# Complete the following
(a) Write out the part of the Blosxom timestamps passage that begins with the words containing "The way Blosxom" and ends with "creation-time'.", reproducing it word for word.
(b) In the Blosxom timestamps passage, what concept does unix have no notion of?

# Provided passage
--- --- ---

The way Blosxom deals with timestamps is
great--fantastic, effortless, beautiful, perfect... until one
decides to revise an entry, the entry gets a new timestamp, and the
original timestamp is lost to the winds because, while unix has
multiple `last modification' timestamps, it has no concept of `file
creation-time'.
That's OK, actually--because, even if it did have
creation-timestamps, we'd all end up wanting some other sort of
metadata; inside the filesystem per se basically isn't the right place
to stash all of the metadata about which anyone cares. And that
perspective is bolstered by the fact that we do have tools above the
filesystem layer that can keep track of all sorts of metadata, and
more than just a single level of metadata--more than a single revision
of the data, too!
Enter Revision- (or Version-) Control Systems.
But Blosxom doesn't know anything about any of these tools.

--- --- ---

# Document structure recognition data
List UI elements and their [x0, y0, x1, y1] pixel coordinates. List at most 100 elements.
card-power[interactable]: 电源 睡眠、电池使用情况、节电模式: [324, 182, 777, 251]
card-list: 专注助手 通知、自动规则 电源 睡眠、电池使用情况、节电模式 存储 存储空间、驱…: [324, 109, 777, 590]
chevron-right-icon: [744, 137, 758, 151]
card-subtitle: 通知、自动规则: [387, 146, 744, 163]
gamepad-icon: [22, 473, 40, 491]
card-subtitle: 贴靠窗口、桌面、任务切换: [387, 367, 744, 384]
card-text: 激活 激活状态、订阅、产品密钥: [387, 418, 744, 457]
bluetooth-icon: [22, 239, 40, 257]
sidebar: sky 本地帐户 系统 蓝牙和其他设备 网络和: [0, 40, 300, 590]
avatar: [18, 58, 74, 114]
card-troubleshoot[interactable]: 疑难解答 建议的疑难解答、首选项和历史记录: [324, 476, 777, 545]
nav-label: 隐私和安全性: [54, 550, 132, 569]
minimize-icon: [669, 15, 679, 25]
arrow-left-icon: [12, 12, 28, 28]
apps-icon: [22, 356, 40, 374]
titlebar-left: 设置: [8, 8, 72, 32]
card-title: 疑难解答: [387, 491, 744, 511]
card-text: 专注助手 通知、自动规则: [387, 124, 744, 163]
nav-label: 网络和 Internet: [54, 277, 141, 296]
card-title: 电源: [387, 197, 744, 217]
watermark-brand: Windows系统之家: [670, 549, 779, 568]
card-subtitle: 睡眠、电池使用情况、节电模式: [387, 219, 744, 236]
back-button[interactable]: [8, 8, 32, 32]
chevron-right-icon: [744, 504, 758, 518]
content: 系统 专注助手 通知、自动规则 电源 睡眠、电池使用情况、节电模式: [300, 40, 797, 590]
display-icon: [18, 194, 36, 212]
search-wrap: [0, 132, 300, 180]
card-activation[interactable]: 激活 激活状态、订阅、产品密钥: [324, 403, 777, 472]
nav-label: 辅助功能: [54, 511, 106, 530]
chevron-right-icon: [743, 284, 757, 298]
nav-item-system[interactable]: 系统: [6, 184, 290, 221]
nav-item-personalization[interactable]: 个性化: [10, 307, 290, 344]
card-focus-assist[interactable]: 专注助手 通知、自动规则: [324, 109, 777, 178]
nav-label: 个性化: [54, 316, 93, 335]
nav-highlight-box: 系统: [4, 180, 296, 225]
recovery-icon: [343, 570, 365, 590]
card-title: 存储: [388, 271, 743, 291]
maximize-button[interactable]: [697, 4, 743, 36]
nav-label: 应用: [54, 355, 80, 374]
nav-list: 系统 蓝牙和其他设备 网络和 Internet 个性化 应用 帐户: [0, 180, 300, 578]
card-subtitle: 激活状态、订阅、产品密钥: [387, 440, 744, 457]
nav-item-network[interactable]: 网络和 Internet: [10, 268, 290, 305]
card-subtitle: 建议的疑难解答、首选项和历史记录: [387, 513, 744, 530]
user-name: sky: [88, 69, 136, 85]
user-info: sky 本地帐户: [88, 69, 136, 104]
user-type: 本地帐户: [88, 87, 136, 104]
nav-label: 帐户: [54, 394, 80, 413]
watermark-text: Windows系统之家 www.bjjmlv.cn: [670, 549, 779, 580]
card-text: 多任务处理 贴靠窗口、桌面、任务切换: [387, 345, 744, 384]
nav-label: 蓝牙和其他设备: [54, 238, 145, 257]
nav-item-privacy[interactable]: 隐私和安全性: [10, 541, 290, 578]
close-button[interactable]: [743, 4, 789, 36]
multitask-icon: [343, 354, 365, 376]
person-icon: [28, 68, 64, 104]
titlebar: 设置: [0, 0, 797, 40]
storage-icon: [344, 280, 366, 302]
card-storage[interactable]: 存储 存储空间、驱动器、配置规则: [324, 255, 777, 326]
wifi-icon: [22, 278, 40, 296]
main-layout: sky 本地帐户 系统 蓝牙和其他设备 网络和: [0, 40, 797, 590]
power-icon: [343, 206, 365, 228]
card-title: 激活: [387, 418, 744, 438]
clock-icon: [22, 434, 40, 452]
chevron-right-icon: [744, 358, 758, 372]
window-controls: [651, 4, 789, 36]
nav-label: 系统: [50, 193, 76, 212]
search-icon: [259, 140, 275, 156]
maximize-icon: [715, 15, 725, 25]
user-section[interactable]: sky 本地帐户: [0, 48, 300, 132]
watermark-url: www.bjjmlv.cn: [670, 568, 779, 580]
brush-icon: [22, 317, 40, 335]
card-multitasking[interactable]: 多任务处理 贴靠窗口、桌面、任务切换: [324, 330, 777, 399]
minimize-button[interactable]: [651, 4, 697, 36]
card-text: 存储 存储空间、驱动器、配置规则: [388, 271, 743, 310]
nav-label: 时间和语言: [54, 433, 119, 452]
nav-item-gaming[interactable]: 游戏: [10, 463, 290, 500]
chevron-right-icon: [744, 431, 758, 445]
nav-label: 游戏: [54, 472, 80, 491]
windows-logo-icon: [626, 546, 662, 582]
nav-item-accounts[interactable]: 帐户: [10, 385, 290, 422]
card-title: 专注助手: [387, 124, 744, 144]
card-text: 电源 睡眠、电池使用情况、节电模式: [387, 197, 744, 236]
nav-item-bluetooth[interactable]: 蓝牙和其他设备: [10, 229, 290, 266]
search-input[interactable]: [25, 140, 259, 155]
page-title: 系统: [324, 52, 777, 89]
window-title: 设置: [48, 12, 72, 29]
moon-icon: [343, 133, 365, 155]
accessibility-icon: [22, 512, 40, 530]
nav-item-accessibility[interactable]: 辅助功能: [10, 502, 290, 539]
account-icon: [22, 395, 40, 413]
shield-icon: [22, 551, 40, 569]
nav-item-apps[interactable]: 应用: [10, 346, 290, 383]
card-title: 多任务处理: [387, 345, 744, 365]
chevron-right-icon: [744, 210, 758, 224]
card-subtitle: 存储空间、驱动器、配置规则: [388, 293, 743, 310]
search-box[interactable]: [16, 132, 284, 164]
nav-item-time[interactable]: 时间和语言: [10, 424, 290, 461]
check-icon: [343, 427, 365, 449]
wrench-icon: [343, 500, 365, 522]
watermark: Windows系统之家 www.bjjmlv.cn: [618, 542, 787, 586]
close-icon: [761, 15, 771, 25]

--- --- ---

# Solutions to each task
(a)
The way Blosxom deals with timestamps is
great--fantastic, effortless, beautiful, perfect... until one
decides to revise an entry, the entry gets a new timestamp, and the
original timestamp is lost to the winds because, while unix has
multiple `last modification' timestamps, it has no concept of `file
creation-time'.

(b) File creation-time.